[Data records]
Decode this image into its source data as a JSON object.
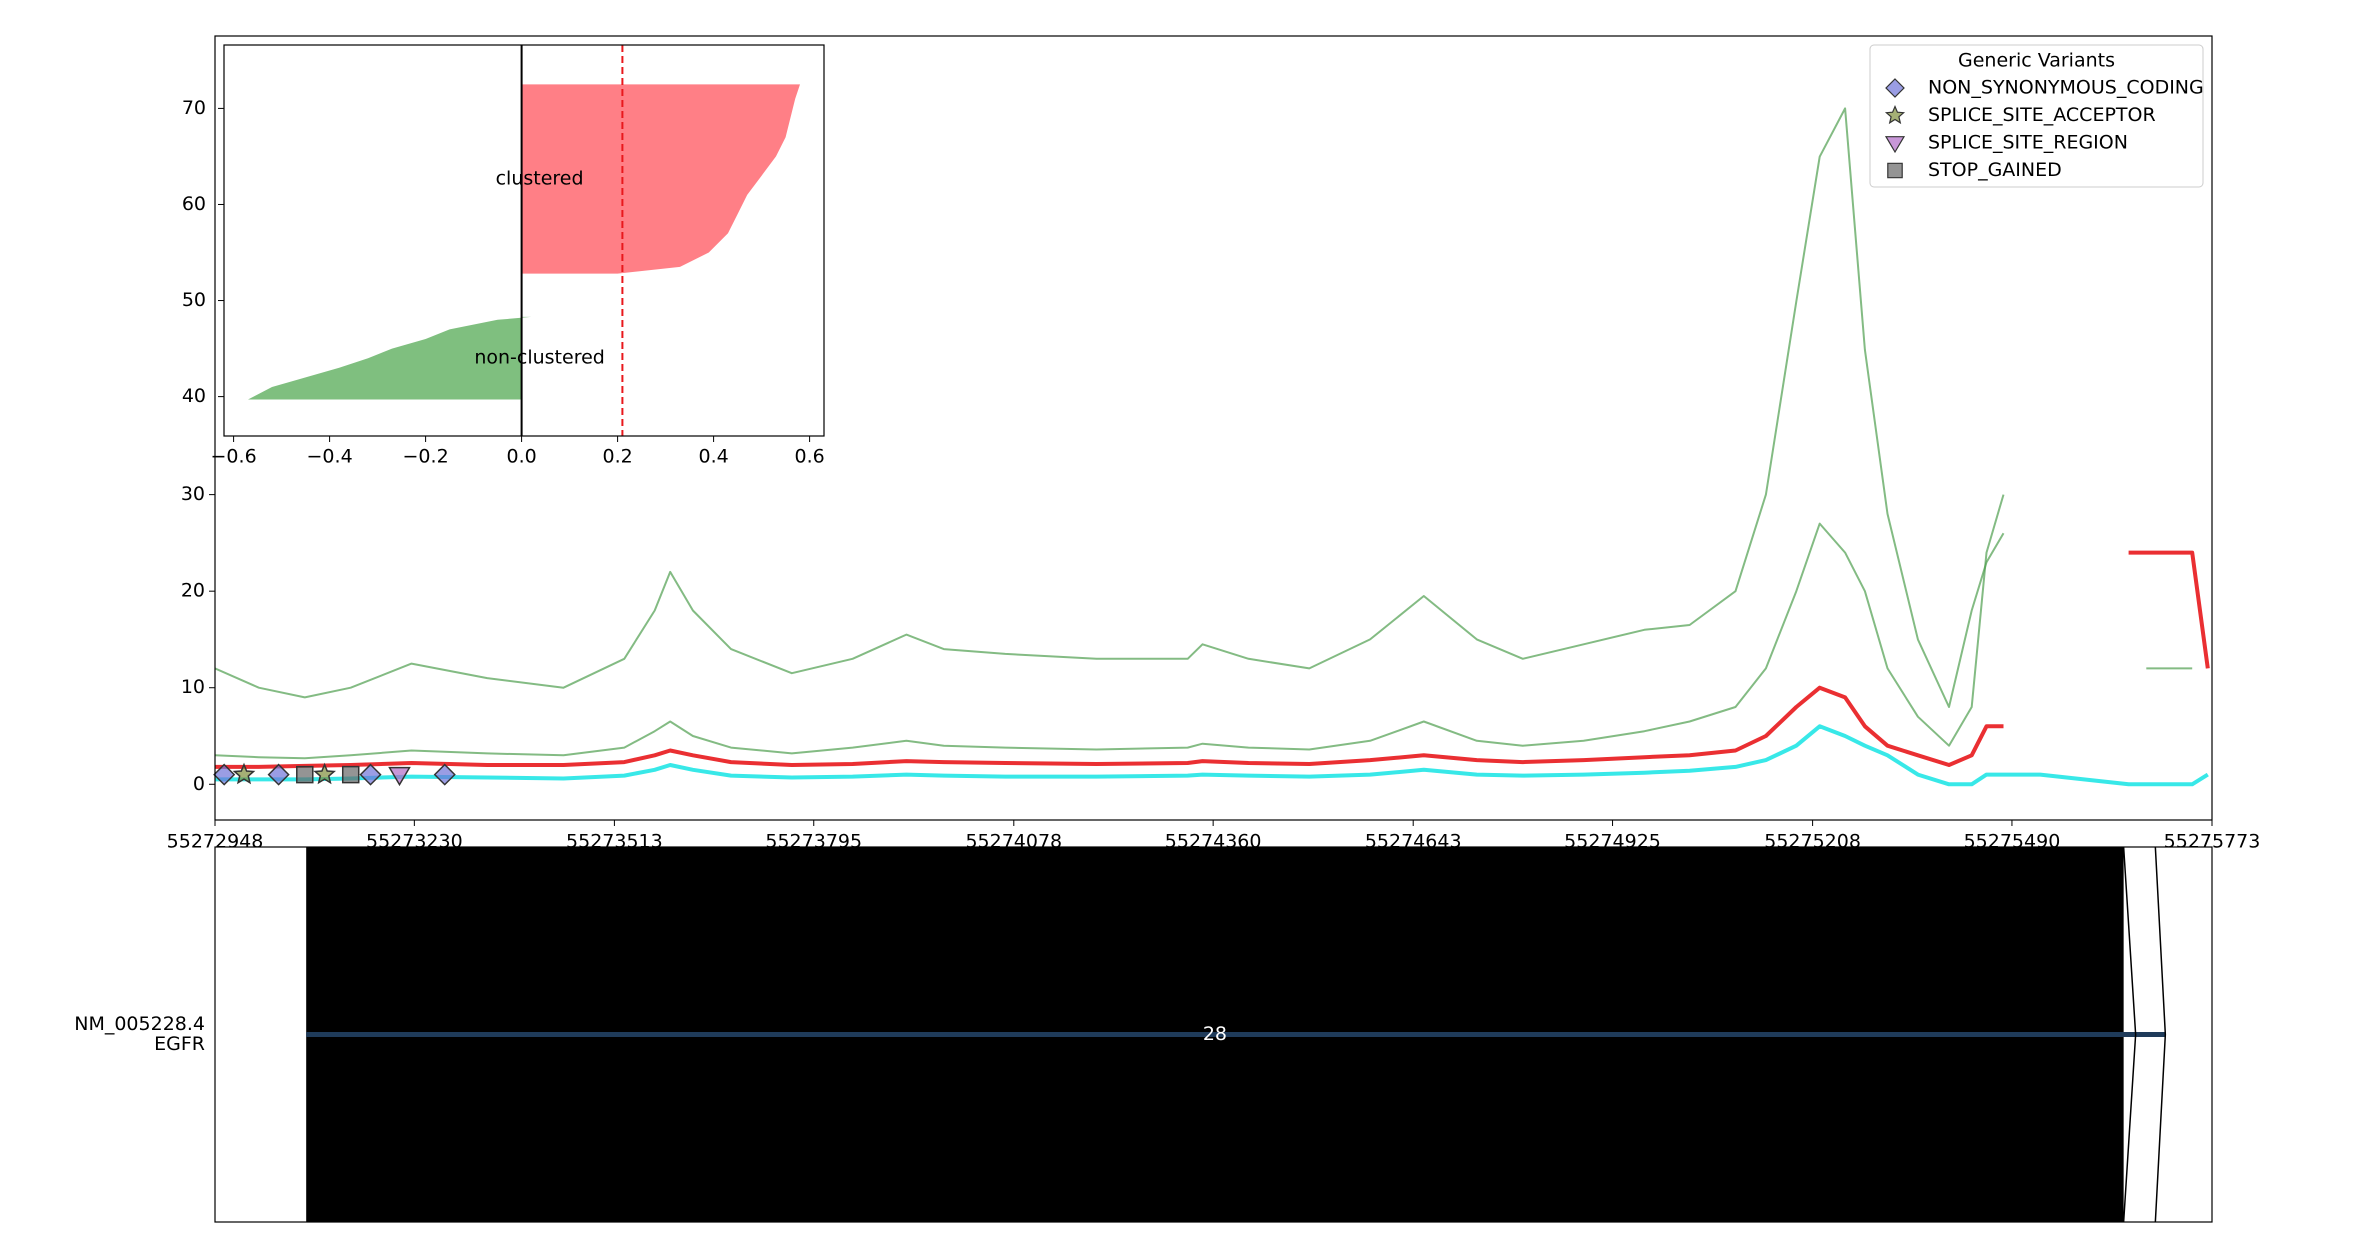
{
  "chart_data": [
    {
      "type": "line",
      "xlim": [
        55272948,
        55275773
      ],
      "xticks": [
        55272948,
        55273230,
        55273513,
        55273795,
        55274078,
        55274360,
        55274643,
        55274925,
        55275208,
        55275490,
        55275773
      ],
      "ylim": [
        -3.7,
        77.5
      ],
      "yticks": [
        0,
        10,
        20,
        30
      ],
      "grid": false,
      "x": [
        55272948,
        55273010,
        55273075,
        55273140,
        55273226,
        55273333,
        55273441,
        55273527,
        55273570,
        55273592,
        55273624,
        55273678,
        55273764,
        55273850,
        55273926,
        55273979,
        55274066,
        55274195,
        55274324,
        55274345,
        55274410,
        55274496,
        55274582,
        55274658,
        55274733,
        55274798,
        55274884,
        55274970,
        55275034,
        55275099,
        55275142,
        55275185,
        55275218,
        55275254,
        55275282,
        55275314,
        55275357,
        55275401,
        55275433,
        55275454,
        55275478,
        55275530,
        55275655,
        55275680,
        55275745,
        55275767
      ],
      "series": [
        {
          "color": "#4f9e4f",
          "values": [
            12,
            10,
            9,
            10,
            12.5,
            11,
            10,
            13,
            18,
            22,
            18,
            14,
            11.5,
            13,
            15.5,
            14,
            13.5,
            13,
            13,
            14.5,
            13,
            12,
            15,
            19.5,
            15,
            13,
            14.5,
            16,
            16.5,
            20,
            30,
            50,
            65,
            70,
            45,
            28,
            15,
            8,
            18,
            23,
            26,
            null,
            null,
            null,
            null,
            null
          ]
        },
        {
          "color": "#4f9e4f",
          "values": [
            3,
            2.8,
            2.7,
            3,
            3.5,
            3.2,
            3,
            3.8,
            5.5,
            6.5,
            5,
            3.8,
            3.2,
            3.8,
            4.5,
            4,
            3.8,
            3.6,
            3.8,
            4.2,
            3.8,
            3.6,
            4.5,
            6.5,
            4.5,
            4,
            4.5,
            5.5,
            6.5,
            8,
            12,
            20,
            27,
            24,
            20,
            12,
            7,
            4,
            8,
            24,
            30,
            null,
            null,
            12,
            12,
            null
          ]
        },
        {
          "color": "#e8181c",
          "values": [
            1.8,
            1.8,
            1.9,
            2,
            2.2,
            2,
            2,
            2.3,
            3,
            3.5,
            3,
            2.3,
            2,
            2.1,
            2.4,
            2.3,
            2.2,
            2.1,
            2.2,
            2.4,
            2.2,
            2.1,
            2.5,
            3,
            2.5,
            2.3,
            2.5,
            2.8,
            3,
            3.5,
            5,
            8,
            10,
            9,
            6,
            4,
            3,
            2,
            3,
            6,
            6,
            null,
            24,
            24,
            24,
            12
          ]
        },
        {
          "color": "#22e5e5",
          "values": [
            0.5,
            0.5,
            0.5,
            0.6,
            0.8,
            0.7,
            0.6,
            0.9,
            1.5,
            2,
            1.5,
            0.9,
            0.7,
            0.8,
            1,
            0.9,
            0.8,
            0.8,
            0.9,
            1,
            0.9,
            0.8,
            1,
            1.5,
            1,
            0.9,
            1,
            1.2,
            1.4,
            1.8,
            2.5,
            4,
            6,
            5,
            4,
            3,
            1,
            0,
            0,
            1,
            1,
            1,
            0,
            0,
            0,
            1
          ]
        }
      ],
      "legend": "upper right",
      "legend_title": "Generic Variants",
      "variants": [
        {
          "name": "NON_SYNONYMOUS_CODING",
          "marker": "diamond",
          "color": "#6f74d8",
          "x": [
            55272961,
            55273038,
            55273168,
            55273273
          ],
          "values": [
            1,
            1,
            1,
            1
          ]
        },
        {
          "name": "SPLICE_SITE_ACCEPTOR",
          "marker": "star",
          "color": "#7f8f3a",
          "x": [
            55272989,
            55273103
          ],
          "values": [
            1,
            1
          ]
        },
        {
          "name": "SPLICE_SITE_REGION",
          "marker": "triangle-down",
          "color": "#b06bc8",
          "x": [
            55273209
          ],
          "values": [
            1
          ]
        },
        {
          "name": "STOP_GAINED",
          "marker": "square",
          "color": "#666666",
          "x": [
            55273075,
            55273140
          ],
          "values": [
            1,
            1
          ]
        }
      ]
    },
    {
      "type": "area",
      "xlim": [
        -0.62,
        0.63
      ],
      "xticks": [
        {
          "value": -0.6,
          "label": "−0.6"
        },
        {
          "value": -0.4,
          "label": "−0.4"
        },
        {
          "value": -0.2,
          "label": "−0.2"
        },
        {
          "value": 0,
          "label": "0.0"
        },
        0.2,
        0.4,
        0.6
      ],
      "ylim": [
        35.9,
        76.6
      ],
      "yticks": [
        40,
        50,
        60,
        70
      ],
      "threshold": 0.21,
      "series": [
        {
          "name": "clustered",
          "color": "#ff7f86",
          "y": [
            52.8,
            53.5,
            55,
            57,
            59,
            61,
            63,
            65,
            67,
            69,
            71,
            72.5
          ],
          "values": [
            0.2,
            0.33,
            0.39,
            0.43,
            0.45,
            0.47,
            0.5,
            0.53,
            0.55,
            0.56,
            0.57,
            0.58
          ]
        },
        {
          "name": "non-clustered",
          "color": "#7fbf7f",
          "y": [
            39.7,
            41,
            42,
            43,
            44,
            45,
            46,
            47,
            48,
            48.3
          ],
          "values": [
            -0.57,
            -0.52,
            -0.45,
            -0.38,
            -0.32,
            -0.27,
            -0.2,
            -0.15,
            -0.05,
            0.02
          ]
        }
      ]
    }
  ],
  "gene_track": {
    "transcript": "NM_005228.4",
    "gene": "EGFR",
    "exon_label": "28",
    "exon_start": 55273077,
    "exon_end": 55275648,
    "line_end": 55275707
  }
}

[Set problem] Repeat all the records above exactly, leaving out any pictures.

[Full output]
Decode this image into its source data as a JSON object.
{
  "chart_data": [
    {
      "type": "line",
      "xlim": [
        55272948,
        55275773
      ],
      "xticks": [
        55272948,
        55273230,
        55273513,
        55273795,
        55274078,
        55274360,
        55274643,
        55274925,
        55275208,
        55275490,
        55275773
      ],
      "ylim": [
        -3.7,
        77.5
      ],
      "yticks": [
        0,
        10,
        20,
        30
      ],
      "grid": false,
      "x": [
        55272948,
        55273010,
        55273075,
        55273140,
        55273226,
        55273333,
        55273441,
        55273527,
        55273570,
        55273592,
        55273624,
        55273678,
        55273764,
        55273850,
        55273926,
        55273979,
        55274066,
        55274195,
        55274324,
        55274345,
        55274410,
        55274496,
        55274582,
        55274658,
        55274733,
        55274798,
        55274884,
        55274970,
        55275034,
        55275099,
        55275142,
        55275185,
        55275218,
        55275254,
        55275282,
        55275314,
        55275357,
        55275401,
        55275433,
        55275454,
        55275478,
        55275530,
        55275655,
        55275680,
        55275745,
        55275767
      ],
      "series": [
        {
          "color": "#4f9e4f",
          "values": [
            12,
            10,
            9,
            10,
            12.5,
            11,
            10,
            13,
            18,
            22,
            18,
            14,
            11.5,
            13,
            15.5,
            14,
            13.5,
            13,
            13,
            14.5,
            13,
            12,
            15,
            19.5,
            15,
            13,
            14.5,
            16,
            16.5,
            20,
            30,
            50,
            65,
            70,
            45,
            28,
            15,
            8,
            18,
            23,
            26,
            null,
            null,
            null,
            null,
            null
          ]
        },
        {
          "color": "#4f9e4f",
          "values": [
            3,
            2.8,
            2.7,
            3,
            3.5,
            3.2,
            3,
            3.8,
            5.5,
            6.5,
            5,
            3.8,
            3.2,
            3.8,
            4.5,
            4,
            3.8,
            3.6,
            3.8,
            4.2,
            3.8,
            3.6,
            4.5,
            6.5,
            4.5,
            4,
            4.5,
            5.5,
            6.5,
            8,
            12,
            20,
            27,
            24,
            20,
            12,
            7,
            4,
            8,
            24,
            30,
            null,
            null,
            12,
            12,
            null
          ]
        },
        {
          "color": "#e8181c",
          "values": [
            1.8,
            1.8,
            1.9,
            2,
            2.2,
            2,
            2,
            2.3,
            3,
            3.5,
            3,
            2.3,
            2,
            2.1,
            2.4,
            2.3,
            2.2,
            2.1,
            2.2,
            2.4,
            2.2,
            2.1,
            2.5,
            3,
            2.5,
            2.3,
            2.5,
            2.8,
            3,
            3.5,
            5,
            8,
            10,
            9,
            6,
            4,
            3,
            2,
            3,
            6,
            6,
            null,
            24,
            24,
            24,
            12
          ]
        },
        {
          "color": "#22e5e5",
          "values": [
            0.5,
            0.5,
            0.5,
            0.6,
            0.8,
            0.7,
            0.6,
            0.9,
            1.5,
            2,
            1.5,
            0.9,
            0.7,
            0.8,
            1,
            0.9,
            0.8,
            0.8,
            0.9,
            1,
            0.9,
            0.8,
            1,
            1.5,
            1,
            0.9,
            1,
            1.2,
            1.4,
            1.8,
            2.5,
            4,
            6,
            5,
            4,
            3,
            1,
            0,
            0,
            1,
            1,
            1,
            0,
            0,
            0,
            1
          ]
        }
      ],
      "legend": "upper right",
      "legend_title": "Generic Variants",
      "variants": [
        {
          "name": "NON_SYNONYMOUS_CODING",
          "marker": "diamond",
          "color": "#6f74d8",
          "x": [
            55272961,
            55273038,
            55273168,
            55273273
          ],
          "values": [
            1,
            1,
            1,
            1
          ]
        },
        {
          "name": "SPLICE_SITE_ACCEPTOR",
          "marker": "star",
          "color": "#7f8f3a",
          "x": [
            55272989,
            55273103
          ],
          "values": [
            1,
            1
          ]
        },
        {
          "name": "SPLICE_SITE_REGION",
          "marker": "triangle-down",
          "color": "#b06bc8",
          "x": [
            55273209
          ],
          "values": [
            1
          ]
        },
        {
          "name": "STOP_GAINED",
          "marker": "square",
          "color": "#666666",
          "x": [
            55273075,
            55273140
          ],
          "values": [
            1,
            1
          ]
        }
      ]
    },
    {
      "type": "area",
      "xlim": [
        -0.62,
        0.63
      ],
      "xticks": [
        {
          "value": -0.6,
          "label": "−0.6"
        },
        {
          "value": -0.4,
          "label": "−0.4"
        },
        {
          "value": -0.2,
          "label": "−0.2"
        },
        {
          "value": 0,
          "label": "0.0"
        },
        0.2,
        0.4,
        0.6
      ],
      "ylim": [
        35.9,
        76.6
      ],
      "yticks": [
        40,
        50,
        60,
        70
      ],
      "threshold": 0.21,
      "series": [
        {
          "name": "clustered",
          "color": "#ff7f86",
          "y": [
            52.8,
            53.5,
            55,
            57,
            59,
            61,
            63,
            65,
            67,
            69,
            71,
            72.5
          ],
          "values": [
            0.2,
            0.33,
            0.39,
            0.43,
            0.45,
            0.47,
            0.5,
            0.53,
            0.55,
            0.56,
            0.57,
            0.58
          ]
        },
        {
          "name": "non-clustered",
          "color": "#7fbf7f",
          "y": [
            39.7,
            41,
            42,
            43,
            44,
            45,
            46,
            47,
            48,
            48.3
          ],
          "values": [
            -0.57,
            -0.52,
            -0.45,
            -0.38,
            -0.32,
            -0.27,
            -0.2,
            -0.15,
            -0.05,
            0.02
          ]
        }
      ]
    }
  ],
  "gene_track": {
    "transcript": "NM_005228.4",
    "gene": "EGFR",
    "exon_label": "28",
    "exon_start": 55273077,
    "exon_end": 55275648,
    "line_end": 55275707
  }
}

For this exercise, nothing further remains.